What to produce:
Copy every line in which the string "filled" occurs.

Stored data
——————
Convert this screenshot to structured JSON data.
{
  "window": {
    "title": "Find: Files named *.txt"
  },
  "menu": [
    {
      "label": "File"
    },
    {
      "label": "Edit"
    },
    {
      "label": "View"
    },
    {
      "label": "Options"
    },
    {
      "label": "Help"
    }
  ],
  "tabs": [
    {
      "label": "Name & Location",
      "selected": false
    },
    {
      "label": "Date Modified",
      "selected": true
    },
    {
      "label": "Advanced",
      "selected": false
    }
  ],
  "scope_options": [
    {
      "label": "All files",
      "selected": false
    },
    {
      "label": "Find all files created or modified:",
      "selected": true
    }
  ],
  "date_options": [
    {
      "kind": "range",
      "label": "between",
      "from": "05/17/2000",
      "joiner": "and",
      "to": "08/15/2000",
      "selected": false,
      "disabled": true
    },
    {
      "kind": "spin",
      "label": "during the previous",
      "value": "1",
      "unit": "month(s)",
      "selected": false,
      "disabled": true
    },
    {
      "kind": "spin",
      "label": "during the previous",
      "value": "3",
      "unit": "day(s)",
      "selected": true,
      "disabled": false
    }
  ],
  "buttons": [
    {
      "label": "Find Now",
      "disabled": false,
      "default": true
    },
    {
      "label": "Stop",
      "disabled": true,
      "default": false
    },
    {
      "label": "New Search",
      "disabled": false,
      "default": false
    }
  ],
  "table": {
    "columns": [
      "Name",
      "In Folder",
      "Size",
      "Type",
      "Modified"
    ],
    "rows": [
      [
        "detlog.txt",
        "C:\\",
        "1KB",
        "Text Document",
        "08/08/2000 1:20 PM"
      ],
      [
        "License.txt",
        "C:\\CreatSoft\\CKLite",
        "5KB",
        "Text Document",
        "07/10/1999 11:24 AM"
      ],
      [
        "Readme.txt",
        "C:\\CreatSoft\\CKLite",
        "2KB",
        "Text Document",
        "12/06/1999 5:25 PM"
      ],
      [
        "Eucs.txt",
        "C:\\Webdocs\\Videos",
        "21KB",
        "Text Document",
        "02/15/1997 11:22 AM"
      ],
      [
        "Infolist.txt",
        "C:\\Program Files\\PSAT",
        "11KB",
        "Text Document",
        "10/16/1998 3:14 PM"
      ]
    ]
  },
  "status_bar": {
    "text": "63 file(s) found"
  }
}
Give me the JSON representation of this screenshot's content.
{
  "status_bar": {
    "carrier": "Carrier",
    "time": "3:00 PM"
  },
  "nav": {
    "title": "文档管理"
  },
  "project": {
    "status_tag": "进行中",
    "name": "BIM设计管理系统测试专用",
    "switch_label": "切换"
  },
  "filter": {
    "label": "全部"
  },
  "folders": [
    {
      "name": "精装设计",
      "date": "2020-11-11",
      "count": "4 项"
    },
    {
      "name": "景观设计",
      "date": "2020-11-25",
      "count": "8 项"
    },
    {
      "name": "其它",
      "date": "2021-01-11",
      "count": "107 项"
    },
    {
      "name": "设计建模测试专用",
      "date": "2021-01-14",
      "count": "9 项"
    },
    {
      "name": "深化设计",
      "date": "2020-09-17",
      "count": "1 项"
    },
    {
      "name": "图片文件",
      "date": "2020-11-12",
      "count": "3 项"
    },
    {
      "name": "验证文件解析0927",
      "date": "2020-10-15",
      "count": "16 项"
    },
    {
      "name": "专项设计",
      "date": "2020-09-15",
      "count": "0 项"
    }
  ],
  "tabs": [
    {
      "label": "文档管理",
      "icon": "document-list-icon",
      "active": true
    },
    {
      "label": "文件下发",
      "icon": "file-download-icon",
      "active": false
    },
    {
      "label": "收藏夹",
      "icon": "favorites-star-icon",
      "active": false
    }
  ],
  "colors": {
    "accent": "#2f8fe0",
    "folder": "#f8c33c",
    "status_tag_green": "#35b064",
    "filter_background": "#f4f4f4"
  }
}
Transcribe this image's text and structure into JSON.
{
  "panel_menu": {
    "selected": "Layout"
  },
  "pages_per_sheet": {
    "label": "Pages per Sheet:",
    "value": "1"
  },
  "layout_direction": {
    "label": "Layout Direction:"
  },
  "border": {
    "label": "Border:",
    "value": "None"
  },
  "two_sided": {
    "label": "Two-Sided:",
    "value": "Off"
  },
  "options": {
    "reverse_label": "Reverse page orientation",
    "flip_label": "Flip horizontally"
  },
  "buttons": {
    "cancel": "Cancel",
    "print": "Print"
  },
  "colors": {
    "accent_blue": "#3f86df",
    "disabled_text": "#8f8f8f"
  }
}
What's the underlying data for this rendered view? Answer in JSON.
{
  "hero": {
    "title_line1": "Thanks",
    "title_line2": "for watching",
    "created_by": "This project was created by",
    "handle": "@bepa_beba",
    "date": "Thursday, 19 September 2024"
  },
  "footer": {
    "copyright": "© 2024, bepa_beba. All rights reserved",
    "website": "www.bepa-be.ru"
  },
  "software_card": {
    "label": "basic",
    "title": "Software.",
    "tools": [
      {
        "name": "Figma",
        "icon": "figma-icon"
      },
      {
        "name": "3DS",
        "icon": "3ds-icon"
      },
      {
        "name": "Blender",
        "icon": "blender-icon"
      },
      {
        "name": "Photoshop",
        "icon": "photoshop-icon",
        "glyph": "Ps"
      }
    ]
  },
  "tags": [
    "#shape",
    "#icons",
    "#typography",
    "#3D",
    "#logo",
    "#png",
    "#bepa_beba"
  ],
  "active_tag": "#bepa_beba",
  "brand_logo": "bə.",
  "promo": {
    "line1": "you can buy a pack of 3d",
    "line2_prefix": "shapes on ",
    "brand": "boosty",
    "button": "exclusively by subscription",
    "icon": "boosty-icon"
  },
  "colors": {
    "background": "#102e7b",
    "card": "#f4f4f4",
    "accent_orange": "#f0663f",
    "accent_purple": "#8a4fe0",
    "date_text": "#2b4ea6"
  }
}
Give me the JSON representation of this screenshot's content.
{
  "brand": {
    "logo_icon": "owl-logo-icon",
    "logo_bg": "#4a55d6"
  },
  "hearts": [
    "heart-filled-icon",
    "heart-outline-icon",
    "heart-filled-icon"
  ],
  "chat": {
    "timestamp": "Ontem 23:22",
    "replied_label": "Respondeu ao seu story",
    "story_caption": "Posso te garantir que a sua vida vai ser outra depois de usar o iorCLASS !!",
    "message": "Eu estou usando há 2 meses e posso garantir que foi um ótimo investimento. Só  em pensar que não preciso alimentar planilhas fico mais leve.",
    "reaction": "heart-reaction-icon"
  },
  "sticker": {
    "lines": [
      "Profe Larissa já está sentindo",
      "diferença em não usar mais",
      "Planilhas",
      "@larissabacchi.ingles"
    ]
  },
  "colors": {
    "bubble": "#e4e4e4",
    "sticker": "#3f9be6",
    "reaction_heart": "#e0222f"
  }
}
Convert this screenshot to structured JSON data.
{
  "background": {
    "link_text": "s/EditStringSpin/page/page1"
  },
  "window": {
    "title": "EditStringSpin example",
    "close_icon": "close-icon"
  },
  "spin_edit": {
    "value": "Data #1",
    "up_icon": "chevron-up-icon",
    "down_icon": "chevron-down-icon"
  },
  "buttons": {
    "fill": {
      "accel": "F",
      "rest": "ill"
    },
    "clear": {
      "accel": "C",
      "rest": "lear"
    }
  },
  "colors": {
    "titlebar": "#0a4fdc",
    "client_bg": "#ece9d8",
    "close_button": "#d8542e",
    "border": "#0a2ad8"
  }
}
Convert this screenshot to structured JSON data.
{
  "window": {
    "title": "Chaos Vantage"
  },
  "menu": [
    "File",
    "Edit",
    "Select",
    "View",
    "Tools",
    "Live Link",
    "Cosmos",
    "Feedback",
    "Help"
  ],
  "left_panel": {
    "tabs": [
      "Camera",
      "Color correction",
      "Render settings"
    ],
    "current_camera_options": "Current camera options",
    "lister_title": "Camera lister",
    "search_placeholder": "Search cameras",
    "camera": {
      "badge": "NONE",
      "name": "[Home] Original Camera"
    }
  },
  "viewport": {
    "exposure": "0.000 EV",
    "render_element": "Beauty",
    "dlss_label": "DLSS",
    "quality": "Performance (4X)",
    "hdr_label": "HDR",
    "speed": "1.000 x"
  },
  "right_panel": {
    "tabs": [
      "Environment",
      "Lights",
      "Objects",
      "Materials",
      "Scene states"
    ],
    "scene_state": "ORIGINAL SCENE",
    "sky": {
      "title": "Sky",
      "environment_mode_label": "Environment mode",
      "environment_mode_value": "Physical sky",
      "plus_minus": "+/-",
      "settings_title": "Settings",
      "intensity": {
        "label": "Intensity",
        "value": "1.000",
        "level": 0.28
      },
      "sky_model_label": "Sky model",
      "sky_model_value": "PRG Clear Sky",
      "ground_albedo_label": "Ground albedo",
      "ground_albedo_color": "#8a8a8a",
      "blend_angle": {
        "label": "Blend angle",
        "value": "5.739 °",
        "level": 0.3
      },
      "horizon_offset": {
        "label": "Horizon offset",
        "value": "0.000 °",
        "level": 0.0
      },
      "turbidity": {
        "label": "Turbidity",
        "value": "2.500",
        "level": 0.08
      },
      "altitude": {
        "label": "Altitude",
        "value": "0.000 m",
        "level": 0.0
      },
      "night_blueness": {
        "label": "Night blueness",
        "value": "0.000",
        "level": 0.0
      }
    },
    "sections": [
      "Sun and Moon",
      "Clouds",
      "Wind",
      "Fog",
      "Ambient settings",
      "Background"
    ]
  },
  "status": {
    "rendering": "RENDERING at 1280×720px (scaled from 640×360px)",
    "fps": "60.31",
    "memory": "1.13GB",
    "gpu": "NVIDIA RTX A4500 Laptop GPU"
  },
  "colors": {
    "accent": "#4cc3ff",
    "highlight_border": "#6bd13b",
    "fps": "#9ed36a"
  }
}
——————
Output for this task:
    "heart-filled-icon",
    "heart-filled-icon"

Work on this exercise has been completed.